GIVEN INSTRUCTION:
Repeat exactly each line of the data provided below.

DATA IN THIS EXERCISE:
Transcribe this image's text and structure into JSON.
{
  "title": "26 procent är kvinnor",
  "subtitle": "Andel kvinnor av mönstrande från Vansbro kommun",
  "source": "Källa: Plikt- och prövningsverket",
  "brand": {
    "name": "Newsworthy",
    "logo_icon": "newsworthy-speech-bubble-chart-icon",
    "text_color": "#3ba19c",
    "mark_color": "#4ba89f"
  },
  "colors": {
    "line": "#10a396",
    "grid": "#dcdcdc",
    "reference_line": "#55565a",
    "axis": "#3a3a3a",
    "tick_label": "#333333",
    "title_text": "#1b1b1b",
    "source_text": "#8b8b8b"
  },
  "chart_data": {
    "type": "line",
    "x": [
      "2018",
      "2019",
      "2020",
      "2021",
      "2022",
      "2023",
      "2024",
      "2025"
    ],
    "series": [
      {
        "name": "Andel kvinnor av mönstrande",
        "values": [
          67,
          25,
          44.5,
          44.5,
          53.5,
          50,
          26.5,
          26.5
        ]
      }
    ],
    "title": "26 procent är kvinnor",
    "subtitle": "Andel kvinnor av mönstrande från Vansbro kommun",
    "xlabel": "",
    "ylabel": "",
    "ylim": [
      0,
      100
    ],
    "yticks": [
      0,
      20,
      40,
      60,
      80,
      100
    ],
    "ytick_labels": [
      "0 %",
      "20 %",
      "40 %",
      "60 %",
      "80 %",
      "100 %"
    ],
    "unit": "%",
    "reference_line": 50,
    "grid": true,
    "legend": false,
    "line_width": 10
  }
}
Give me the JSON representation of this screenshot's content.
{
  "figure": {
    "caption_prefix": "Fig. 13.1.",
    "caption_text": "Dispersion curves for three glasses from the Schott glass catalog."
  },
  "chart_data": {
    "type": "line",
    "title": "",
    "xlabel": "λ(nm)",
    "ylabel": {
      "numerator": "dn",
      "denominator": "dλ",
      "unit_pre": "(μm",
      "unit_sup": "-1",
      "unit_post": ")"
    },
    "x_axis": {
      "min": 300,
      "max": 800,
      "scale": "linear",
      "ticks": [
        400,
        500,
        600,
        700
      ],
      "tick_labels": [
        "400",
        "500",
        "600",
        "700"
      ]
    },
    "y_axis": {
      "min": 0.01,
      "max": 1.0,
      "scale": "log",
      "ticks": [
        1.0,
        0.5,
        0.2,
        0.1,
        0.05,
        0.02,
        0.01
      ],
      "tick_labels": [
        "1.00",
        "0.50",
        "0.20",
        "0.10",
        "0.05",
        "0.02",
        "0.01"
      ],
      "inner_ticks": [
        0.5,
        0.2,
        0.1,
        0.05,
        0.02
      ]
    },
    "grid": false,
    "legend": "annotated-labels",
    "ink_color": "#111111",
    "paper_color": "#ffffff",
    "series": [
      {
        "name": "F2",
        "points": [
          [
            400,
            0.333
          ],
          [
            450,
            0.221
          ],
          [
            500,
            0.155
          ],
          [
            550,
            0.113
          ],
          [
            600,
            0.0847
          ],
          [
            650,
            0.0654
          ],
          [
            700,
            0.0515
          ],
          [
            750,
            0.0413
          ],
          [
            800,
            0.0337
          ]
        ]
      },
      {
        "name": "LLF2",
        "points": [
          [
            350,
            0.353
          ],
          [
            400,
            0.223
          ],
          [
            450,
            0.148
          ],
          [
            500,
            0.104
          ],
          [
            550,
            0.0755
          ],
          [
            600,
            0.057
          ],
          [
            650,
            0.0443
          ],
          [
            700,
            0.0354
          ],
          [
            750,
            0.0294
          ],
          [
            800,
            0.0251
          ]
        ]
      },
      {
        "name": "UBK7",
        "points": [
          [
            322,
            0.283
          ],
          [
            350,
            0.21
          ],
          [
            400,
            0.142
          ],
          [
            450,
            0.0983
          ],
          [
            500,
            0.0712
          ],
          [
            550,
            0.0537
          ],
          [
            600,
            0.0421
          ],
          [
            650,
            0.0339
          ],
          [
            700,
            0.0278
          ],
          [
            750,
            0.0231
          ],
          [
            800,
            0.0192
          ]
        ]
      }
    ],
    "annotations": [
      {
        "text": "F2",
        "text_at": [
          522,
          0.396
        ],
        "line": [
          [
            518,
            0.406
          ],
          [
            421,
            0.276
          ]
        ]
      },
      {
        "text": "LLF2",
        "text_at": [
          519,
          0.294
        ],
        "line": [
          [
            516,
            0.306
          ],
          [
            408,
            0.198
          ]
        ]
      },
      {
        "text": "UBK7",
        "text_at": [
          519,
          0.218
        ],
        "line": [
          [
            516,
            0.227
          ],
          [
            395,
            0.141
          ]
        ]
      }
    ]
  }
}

COMPLETE OUTPUT:
Transcribe this image's text and structure into JSON.
{
  "title": "26 procent är kvinnor",
  "subtitle": "Andel kvinnor av mönstrande från Vansbro kommun",
  "source": "Källa: Plikt- och prövningsverket",
  "brand": {
    "name": "Newsworthy",
    "logo_icon": "newsworthy-speech-bubble-chart-icon",
    "text_color": "#3ba19c",
    "mark_color": "#4ba89f"
  },
  "colors": {
    "line": "#10a396",
    "grid": "#dcdcdc",
    "reference_line": "#55565a",
    "axis": "#3a3a3a",
    "tick_label": "#333333",
    "title_text": "#1b1b1b",
    "source_text": "#8b8b8b"
  },
  "chart_data": {
    "type": "line",
    "x": [
      "2018",
      "2019",
      "2020",
      "2021",
      "2022",
      "2023",
      "2024",
      "2025"
    ],
    "series": [
      {
        "name": "Andel kvinnor av mönstrande",
        "values": [
          67,
          25,
          44.5,
          44.5,
          53.5,
          50,
          26.5,
          26.5
        ]
      }
    ],
    "title": "26 procent är kvinnor",
    "subtitle": "Andel kvinnor av mönstrande från Vansbro kommun",
    "xlabel": "",
    "ylabel": "",
    "ylim": [
      0,
      100
    ],
    "yticks": [
      0,
      20,
      40,
      60,
      80,
      100
    ],
    "ytick_labels": [
      "0 %",
      "20 %",
      "40 %",
      "60 %",
      "80 %",
      "100 %"
    ],
    "unit": "%",
    "reference_line": 50,
    "grid": true,
    "legend": false,
    "line_width": 10
  }
}
Give me the JSON representation of this screenshot's content.
{
  "figure": {
    "caption_prefix": "Fig. 13.1.",
    "caption_text": "Dispersion curves for three glasses from the Schott glass catalog."
  },
  "chart_data": {
    "type": "line",
    "title": "",
    "xlabel": "λ(nm)",
    "ylabel": {
      "numerator": "dn",
      "denominator": "dλ",
      "unit_pre": "(μm",
      "unit_sup": "-1",
      "unit_post": ")"
    },
    "x_axis": {
      "min": 300,
      "max": 800,
      "scale": "linear",
      "ticks": [
        400,
        500,
        600,
        700
      ],
      "tick_labels": [
        "400",
        "500",
        "600",
        "700"
      ]
    },
    "y_axis": {
      "min": 0.01,
      "max": 1.0,
      "scale": "log",
      "ticks": [
        1.0,
        0.5,
        0.2,
        0.1,
        0.05,
        0.02,
        0.01
      ],
      "tick_labels": [
        "1.00",
        "0.50",
        "0.20",
        "0.10",
        "0.05",
        "0.02",
        "0.01"
      ],
      "inner_ticks": [
        0.5,
        0.2,
        0.1,
        0.05,
        0.02
      ]
    },
    "grid": false,
    "legend": "annotated-labels",
    "ink_color": "#111111",
    "paper_color": "#ffffff",
    "series": [
      {
        "name": "F2",
        "points": [
          [
            400,
            0.333
          ],
          [
            450,
            0.221
          ],
          [
            500,
            0.155
          ],
          [
            550,
            0.113
          ],
          [
            600,
            0.0847
          ],
          [
            650,
            0.0654
          ],
          [
            700,
            0.0515
          ],
          [
            750,
            0.0413
          ],
          [
            800,
            0.0337
          ]
        ]
      },
      {
        "name": "LLF2",
        "points": [
          [
            350,
            0.353
          ],
          [
            400,
            0.223
          ],
          [
            450,
            0.148
          ],
          [
            500,
            0.104
          ],
          [
            550,
            0.0755
          ],
          [
            600,
            0.057
          ],
          [
            650,
            0.0443
          ],
          [
            700,
            0.0354
          ],
          [
            750,
            0.0294
          ],
          [
            800,
            0.0251
          ]
        ]
      },
      {
        "name": "UBK7",
        "points": [
          [
            322,
            0.283
          ],
          [
            350,
            0.21
          ],
          [
            400,
            0.142
          ],
          [
            450,
            0.0983
          ],
          [
            500,
            0.0712
          ],
          [
            550,
            0.0537
          ],
          [
            600,
            0.0421
          ],
          [
            650,
            0.0339
          ],
          [
            700,
            0.0278
          ],
          [
            750,
            0.0231
          ],
          [
            800,
            0.0192
          ]
        ]
      }
    ],
    "annotations": [
      {
        "text": "F2",
        "text_at": [
          522,
          0.396
        ],
        "line": [
          [
            518,
            0.406
          ],
          [
            421,
            0.276
          ]
        ]
      },
      {
        "text": "LLF2",
        "text_at": [
          519,
          0.294
        ],
        "line": [
          [
            516,
            0.306
          ],
          [
            408,
            0.198
          ]
        ]
      },
      {
        "text": "UBK7",
        "text_at": [
          519,
          0.218
        ],
        "line": [
          [
            516,
            0.227
          ],
          [
            395,
            0.141
          ]
        ]
      }
    ]
  }
}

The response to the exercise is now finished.